_Exercise directions_
All lines in which the word "살인하지" occurs are to be extracted.

_Listing_
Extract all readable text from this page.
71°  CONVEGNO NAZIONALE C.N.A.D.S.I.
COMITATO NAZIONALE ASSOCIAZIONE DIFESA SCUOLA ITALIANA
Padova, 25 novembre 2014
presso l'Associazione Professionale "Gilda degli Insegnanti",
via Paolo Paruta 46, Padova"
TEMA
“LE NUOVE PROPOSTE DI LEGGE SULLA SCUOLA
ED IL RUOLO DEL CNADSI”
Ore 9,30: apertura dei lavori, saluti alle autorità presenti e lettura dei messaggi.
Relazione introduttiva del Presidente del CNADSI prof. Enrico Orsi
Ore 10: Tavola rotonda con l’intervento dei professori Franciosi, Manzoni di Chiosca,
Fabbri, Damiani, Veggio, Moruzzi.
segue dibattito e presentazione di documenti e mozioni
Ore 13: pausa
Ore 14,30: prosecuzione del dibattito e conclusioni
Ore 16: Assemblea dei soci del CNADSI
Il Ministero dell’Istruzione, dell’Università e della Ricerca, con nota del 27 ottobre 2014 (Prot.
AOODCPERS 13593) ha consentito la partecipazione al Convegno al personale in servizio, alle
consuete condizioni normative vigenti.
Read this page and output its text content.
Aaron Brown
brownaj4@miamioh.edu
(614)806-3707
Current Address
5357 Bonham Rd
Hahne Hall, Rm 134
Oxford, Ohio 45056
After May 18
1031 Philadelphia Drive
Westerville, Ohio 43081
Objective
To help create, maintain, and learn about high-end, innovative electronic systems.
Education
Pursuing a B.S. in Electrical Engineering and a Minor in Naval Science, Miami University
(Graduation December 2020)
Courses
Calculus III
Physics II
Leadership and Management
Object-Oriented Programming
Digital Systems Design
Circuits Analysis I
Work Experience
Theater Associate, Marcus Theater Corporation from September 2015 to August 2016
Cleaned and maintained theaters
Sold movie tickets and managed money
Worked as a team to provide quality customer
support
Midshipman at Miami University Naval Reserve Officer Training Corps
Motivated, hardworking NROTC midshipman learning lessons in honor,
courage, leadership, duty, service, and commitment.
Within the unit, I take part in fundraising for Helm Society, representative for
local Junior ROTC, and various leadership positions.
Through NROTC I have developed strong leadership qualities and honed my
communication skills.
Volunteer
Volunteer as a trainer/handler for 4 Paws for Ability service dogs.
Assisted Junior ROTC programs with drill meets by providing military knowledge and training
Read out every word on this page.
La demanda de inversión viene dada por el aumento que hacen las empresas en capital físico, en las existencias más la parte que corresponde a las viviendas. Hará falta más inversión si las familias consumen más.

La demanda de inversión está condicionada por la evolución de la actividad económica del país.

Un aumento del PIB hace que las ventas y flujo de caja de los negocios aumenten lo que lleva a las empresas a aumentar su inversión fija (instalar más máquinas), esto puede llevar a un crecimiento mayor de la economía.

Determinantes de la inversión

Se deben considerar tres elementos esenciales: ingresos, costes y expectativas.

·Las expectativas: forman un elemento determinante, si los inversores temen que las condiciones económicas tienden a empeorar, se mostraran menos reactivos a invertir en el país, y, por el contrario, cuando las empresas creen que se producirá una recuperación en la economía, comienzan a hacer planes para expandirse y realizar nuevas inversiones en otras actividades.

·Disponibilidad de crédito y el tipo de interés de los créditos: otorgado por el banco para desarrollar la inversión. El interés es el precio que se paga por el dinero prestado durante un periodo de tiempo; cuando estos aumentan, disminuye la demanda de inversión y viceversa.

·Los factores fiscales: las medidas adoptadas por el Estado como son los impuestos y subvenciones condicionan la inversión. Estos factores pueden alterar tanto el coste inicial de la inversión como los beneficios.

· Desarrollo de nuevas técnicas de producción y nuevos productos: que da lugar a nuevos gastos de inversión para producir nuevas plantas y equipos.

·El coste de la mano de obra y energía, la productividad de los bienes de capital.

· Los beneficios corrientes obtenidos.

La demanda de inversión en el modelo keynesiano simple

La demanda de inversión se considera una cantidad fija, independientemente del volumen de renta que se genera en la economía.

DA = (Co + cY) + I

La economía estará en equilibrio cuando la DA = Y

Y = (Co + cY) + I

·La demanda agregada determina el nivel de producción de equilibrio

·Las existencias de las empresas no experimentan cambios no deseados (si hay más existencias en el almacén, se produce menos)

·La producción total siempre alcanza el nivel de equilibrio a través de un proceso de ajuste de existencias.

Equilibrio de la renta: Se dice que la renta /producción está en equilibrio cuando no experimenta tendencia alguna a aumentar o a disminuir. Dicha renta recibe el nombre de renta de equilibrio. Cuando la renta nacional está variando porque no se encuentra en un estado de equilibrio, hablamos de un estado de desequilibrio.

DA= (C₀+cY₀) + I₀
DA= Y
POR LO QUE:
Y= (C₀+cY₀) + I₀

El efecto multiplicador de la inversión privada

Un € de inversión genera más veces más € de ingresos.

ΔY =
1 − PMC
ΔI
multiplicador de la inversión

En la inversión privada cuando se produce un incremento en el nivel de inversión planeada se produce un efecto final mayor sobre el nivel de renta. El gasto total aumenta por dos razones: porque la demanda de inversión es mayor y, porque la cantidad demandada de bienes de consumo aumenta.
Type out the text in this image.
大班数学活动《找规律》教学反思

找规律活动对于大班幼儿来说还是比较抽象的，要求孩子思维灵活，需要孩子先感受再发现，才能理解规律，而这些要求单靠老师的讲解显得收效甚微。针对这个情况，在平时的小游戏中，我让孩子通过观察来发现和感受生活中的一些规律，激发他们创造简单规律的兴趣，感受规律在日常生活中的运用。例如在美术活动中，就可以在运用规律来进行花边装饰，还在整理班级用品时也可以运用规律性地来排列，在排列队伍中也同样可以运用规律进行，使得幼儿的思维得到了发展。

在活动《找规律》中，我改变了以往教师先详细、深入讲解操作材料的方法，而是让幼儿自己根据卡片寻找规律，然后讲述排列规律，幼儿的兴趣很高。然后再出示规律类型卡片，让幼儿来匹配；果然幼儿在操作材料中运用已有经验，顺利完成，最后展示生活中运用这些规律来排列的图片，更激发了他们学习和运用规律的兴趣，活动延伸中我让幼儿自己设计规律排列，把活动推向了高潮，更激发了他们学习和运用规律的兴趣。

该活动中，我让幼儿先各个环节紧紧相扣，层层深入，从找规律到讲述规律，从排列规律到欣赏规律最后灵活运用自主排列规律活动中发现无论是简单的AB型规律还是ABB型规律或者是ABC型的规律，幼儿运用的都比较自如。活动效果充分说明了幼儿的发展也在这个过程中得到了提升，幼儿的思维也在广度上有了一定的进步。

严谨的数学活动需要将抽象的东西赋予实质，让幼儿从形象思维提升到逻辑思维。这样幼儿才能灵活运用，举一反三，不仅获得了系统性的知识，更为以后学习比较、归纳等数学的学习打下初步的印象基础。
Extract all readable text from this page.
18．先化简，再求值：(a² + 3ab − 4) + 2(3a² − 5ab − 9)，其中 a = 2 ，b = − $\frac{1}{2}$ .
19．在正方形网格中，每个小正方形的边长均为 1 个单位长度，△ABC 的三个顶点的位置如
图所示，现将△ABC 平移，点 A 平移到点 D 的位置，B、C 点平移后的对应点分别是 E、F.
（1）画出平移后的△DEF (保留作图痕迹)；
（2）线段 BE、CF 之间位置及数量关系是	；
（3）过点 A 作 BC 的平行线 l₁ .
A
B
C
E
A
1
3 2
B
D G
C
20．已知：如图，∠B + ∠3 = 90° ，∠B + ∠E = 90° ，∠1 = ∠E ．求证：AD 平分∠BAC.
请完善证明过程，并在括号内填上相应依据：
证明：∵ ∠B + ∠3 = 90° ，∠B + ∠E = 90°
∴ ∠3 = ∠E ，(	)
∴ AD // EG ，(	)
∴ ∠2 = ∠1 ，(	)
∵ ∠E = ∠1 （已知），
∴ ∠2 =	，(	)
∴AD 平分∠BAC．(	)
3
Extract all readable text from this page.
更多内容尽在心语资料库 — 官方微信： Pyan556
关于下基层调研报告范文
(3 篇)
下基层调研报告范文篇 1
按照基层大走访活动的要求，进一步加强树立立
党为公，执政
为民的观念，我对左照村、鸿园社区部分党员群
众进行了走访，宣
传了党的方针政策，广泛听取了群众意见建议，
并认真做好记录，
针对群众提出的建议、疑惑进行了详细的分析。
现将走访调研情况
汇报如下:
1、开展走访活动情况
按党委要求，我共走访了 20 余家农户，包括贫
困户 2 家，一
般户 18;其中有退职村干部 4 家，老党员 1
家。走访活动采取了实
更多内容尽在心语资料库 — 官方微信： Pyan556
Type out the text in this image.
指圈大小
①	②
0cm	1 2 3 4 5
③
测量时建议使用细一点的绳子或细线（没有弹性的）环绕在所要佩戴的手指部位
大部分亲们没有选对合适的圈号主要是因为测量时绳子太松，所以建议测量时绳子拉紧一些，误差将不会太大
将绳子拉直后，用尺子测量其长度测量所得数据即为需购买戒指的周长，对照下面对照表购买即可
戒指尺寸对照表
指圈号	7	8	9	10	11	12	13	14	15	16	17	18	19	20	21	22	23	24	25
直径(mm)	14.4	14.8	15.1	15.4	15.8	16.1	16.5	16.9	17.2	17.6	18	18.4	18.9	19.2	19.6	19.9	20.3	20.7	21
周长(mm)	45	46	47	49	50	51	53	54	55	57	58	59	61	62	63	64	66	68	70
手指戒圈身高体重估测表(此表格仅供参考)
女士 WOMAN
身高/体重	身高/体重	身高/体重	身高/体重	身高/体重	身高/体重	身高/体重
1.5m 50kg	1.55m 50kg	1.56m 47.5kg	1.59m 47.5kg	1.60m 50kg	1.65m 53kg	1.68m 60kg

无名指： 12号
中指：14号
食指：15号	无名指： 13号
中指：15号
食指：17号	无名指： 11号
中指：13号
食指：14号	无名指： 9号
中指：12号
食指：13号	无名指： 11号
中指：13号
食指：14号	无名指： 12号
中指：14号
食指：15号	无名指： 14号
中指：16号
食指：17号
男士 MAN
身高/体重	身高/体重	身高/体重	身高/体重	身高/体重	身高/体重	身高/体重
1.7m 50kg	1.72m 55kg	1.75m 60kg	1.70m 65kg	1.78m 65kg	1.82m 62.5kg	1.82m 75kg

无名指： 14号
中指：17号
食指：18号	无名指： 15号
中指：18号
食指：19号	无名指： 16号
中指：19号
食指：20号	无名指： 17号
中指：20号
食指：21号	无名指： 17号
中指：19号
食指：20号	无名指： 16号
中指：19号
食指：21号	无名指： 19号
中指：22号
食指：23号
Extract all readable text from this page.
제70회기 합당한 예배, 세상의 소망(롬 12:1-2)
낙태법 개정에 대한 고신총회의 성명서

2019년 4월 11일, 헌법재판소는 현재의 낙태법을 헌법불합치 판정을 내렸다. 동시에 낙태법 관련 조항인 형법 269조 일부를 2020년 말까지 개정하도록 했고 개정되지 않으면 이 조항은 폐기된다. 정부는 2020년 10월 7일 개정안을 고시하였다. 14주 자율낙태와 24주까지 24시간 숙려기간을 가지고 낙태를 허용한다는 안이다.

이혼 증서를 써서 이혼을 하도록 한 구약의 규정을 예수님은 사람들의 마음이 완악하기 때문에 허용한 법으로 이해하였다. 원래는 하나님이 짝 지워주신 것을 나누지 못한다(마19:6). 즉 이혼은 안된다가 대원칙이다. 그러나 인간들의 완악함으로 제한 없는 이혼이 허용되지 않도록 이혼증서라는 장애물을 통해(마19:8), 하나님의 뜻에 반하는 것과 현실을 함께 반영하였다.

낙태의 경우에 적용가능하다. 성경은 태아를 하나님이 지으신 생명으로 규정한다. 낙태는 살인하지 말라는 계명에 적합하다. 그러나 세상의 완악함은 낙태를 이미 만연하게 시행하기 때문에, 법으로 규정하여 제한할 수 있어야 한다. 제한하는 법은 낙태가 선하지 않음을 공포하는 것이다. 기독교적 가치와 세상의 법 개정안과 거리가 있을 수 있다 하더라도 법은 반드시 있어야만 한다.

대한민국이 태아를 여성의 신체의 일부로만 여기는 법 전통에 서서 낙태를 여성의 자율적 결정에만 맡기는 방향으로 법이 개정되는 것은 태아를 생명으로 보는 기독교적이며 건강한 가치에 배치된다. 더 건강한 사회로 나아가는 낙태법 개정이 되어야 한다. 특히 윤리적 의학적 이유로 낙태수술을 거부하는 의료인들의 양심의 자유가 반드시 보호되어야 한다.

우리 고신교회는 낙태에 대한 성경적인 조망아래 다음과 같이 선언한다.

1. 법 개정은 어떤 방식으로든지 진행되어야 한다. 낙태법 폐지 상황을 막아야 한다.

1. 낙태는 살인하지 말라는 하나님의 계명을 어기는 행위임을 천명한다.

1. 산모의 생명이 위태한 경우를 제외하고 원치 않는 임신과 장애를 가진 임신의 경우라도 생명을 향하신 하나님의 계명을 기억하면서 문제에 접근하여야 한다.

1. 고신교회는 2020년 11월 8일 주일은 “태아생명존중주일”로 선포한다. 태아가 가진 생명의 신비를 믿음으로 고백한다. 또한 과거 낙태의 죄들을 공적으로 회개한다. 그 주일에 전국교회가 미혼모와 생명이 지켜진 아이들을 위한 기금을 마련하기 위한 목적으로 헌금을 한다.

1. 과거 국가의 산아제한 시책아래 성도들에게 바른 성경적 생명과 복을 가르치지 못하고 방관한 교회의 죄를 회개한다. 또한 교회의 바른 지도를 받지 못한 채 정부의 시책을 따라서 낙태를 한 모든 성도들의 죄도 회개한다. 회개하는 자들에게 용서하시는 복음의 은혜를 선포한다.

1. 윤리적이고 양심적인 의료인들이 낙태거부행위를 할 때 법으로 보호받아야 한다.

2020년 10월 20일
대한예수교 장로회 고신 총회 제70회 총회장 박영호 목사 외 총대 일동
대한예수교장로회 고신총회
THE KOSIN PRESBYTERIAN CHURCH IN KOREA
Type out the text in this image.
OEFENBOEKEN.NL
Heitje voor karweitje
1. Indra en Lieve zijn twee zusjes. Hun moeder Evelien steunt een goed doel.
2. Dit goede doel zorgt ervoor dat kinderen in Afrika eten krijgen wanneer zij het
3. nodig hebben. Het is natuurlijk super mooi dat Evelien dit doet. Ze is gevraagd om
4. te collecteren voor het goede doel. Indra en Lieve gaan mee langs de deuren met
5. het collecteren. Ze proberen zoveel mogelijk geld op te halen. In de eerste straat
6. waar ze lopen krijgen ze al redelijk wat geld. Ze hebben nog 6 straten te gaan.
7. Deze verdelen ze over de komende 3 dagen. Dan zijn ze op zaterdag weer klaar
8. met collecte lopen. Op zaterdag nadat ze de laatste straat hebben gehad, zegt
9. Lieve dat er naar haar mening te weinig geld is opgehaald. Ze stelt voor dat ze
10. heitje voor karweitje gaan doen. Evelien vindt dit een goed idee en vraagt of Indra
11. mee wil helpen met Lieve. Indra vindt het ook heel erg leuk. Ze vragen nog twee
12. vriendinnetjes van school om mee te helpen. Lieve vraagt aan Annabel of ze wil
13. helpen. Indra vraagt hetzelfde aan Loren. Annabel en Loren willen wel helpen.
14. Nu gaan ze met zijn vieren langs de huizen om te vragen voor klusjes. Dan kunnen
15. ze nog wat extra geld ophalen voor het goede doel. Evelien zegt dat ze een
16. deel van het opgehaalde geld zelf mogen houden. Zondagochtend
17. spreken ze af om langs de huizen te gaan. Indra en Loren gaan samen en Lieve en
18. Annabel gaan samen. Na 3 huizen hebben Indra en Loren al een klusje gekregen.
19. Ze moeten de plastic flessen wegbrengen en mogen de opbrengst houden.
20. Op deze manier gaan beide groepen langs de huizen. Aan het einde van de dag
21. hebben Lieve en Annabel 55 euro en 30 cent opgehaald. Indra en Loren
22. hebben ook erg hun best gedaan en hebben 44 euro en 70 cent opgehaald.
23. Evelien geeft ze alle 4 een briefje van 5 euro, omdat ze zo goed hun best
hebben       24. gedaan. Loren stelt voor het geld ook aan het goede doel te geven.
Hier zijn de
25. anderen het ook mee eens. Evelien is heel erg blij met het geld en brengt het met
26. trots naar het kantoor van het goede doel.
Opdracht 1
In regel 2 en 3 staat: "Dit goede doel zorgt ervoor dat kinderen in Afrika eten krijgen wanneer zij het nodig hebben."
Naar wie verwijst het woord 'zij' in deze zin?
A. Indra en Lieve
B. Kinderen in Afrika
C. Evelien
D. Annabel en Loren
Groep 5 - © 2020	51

_Exercise response_
낙태의 경우에 적용가능하다. 성경은 태아를 하나님이 지으신 생명으로 규정한다. 낙태는 살인하지 말라는 계명에 적합하다. 그러나 세상의 완악함은 낙태를 이미 만연하게 시행하기 때문에, 법으로 규정하여 제한할 수 있어야 한다. 제한하는 법은 낙태가 선하지 않음을 공포하는 것이다. 기독교적 가치와 세상의 법 개정안과 거리가 있을 수 있다 하더라도 법은 반드시 있어야만 한다.
1. 낙태는 살인하지 말라는 하나님의 계명을 어기는 행위임을 천명한다.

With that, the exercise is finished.